***** TRECHO CITADO *****

A socióloga Kátia Maia, diretora Executiva da Oxfam-Brasil, abriu os debates com uma pergunta sobre o que marcou a vida dos cinco homens mais ricos do mundo e dos cinco bilhões mais pobres nos últimos três anos. “Os cinco primeiros tiveram sua fortuna dobrada e os cinco bilhões ficaram ainda mais pobres”, respondeu em seguida, afirmando que as desigualdades vêm aumentando de uma forma extrema, o que dá aos super-ricos e suas corporações o poder de determinar a vida no mundo. “Isso nos causa repulsa”, disse, afirmando que para a Oxfam, é muito importante mostrar em seus relatórios que nunca houve uma desigualdade tão extrema quanto a vivida hoje depois da epidemia da Covid-19 e da prevalência das grandes empresas monopolistas. Ela lembrou que a situação é tão grave que instituições multilaterais, como o Banco Mundial, também têm feito alertas sobre a violência advinda dessa injustiça social. Katia concluiu dizendo que para reverter esse quadro é preciso fortalecer o Estado, para que sejam promovidas políticas de seguridade social e de enfrentamento aos monopólios. “Precisamos de uma economia que esteja em função do conjunto da sociedade e que o ajuste fiscal não seja a prioridade, porque a prioridade são as políticas públicas. A solução passa pela política, pelo estado, pelos governos e pela mobilização da sociedade”, concluiu.

O sociólogo Marcelo Medeiros, pesquisador sênior na Universidade de Columbia, em Nova Iorque, que lançou recentemente o livro Os ricos e os pobres: O Brasil e a desigualdade, pela Cia das Letras, disse, por sua vez, que não é fácil chegar ao ponto de desigualdade que o Brasil chegou e que, por isso, será necessária uma difícil combinação de fatores para reverter esse cenário. “Tem que fazer força para se chegar ao nível de desigualdade do Brasil, tem que haver medidas ativas que gerem desigualdade e, para reverter tudo isso, é complicado”, disse, alertando que não há uma bala de prata para vencer as desigualdades existentes no país. Para ele, será necessário um conjunto enorme de políticas públicas contra a desigualdade, “que vai custar muito dinheiro e vai consumir um capital político gigantesco, porque esse esforço vai enfrentar de frente conflitos distributivos e deve-se esperar reações de todos os lados”. Marcelo lembrou que toda política é social por gerar impacto social e, por isso, defendeu que o combate às desigualdades esteja sempre no centro das políticas públicas, o que implica em se perguntar a quem elas favorecem, quem vai ganhar e quem vai perder com elas. Essa questão, segundo ele, deve estar presente inclusive nas discussões sobre o crescimento econômico. “Em uma sociedade de propriedade privada o país não cresce, quem se apropria do crescimento são as pessoas e o estado fica com uma parcela pequena disso. É completamento diferente ter uma taxa de crescimento pró-ricos e pró-pobres, a taxa é a mesma mas os resultados são distintos”, concluiu.

***** MATERIAL *****

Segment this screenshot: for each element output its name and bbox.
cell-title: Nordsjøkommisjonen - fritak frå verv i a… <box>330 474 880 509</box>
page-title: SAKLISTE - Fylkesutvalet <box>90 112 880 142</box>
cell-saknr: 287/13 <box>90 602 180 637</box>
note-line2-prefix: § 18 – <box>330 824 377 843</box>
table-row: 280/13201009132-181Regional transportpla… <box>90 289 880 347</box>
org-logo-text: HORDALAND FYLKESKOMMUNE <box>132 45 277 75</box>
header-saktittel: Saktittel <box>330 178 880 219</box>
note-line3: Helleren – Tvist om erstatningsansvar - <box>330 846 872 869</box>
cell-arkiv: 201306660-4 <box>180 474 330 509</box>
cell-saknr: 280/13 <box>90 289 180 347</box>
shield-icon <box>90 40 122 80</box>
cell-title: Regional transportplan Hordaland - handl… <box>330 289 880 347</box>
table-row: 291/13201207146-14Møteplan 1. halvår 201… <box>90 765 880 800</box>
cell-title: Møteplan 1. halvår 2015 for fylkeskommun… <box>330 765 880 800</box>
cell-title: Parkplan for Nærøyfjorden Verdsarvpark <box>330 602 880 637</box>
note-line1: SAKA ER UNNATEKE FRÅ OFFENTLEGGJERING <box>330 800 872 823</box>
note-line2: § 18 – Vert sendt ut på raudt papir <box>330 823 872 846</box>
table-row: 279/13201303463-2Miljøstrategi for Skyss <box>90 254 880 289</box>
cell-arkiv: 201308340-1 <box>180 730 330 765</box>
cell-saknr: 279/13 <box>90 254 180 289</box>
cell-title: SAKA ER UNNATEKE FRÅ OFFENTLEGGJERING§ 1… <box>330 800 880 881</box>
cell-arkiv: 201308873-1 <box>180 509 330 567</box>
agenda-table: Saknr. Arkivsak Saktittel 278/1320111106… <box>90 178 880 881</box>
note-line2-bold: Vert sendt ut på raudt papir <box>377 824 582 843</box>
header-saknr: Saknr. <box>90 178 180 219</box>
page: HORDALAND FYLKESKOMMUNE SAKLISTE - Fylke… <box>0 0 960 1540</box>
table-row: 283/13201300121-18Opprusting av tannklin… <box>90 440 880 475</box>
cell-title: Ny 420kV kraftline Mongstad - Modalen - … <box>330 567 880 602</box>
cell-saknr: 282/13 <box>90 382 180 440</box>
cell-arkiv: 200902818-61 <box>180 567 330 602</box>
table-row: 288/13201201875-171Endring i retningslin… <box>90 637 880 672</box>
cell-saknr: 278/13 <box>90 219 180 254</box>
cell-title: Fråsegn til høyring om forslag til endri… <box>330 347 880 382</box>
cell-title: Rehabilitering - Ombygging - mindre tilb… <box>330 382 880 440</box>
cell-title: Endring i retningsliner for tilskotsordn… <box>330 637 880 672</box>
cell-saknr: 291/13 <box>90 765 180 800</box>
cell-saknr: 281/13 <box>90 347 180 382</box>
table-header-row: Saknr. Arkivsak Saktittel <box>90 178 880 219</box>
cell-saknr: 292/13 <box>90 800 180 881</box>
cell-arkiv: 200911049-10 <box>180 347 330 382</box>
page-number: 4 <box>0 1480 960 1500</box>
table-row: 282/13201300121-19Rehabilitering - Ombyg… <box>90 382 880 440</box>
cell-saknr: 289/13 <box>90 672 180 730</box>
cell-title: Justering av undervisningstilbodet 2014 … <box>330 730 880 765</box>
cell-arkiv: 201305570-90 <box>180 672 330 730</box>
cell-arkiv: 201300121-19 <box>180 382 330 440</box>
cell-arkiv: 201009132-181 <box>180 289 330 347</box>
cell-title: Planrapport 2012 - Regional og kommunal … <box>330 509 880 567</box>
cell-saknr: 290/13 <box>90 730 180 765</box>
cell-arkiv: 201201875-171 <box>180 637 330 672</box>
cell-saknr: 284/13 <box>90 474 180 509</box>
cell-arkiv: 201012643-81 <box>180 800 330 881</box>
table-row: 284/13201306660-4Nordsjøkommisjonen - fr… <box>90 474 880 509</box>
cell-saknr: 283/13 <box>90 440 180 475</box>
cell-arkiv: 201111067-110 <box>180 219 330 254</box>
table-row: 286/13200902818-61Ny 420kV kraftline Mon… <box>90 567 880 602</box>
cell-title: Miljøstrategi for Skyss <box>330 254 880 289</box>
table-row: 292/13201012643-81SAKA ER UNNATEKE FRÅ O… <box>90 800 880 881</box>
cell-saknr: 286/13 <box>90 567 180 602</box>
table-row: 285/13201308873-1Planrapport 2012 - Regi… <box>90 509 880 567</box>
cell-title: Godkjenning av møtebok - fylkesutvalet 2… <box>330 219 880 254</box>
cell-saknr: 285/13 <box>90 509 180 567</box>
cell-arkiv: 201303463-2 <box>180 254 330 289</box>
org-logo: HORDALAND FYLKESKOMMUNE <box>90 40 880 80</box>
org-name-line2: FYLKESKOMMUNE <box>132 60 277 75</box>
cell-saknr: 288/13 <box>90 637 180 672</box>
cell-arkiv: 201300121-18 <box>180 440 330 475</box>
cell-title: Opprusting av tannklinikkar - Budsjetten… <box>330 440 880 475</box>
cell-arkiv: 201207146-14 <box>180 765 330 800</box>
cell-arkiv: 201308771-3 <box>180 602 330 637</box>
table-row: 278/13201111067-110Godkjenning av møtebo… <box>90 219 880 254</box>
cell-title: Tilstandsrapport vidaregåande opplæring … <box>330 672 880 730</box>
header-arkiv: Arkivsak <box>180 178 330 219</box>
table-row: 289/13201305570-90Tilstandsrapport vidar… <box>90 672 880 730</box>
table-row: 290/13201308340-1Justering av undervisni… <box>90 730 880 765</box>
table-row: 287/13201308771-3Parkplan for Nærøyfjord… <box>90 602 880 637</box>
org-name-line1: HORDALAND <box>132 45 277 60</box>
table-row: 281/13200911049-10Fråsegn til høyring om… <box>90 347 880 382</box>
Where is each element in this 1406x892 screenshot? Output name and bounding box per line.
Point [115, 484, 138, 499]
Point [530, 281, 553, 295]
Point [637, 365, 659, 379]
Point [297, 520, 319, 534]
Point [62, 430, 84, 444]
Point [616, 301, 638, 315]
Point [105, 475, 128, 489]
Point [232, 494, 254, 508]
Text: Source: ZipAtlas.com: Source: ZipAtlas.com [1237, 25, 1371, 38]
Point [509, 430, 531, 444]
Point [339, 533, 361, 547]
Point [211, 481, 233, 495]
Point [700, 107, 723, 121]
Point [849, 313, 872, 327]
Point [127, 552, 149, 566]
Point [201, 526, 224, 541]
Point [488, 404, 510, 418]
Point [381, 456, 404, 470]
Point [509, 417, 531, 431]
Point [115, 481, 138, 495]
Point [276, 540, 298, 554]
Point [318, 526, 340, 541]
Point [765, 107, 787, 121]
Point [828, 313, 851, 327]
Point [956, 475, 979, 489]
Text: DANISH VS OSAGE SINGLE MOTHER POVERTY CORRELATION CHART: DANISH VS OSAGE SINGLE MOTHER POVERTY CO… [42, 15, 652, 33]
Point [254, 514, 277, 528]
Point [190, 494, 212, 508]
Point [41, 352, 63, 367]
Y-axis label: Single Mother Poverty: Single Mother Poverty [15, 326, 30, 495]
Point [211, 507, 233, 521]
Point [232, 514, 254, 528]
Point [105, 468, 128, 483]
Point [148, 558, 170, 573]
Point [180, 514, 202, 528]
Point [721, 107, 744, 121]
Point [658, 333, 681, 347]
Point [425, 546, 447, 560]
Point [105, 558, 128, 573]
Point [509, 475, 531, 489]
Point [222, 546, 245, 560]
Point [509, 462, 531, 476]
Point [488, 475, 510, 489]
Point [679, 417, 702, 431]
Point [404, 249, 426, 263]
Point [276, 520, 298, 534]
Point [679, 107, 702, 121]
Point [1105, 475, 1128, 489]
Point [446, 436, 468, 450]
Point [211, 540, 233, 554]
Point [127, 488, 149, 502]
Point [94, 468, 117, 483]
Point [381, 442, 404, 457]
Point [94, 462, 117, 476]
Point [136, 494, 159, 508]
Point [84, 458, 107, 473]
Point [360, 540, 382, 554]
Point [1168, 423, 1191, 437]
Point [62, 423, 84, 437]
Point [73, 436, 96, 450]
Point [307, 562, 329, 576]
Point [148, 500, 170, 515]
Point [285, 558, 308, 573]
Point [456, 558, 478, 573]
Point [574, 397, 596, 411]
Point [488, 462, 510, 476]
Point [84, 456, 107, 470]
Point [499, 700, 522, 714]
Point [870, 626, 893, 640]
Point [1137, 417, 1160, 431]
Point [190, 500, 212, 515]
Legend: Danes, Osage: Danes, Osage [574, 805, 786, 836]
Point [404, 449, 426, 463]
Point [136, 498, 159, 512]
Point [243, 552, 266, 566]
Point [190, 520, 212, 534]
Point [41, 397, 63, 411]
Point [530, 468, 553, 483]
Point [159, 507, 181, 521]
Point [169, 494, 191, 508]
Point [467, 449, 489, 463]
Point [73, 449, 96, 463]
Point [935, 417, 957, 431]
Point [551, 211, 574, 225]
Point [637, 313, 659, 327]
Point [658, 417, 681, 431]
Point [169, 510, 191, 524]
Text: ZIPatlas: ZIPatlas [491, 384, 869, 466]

*****

OBJETIVO DO EXERCÍCIO:
As afirmações abaixo concordam com o trecho citado? Para cada uma, responda sim ou não e cite entre aspas as palavras do trecho que decidem a resposta.
1. Segundo Kátia Maia, os cinco homens mais ricos do mundo tiveram sua fortuna dobrada nos últimos três anos.
2. Marcelo Medeiros diz que existe uma bala de prata para vencer as desigualdades no Brasil.
3. Para Kátia Maia, o ajuste fiscal deve ser a prioridade.

ESPAÇO DA RESPOSTA:
1. Sim: "Os cinco primeiros tiveram sua fortuna dobrada e os cinco bilhões ficaram ainda mais pobres"
2. Não: "não há uma bala de prata para vencer as desigualdades existentes no país"
3. Não: "que o ajuste fiscal não seja a prioridade, porque a prioridade são as políticas públicas"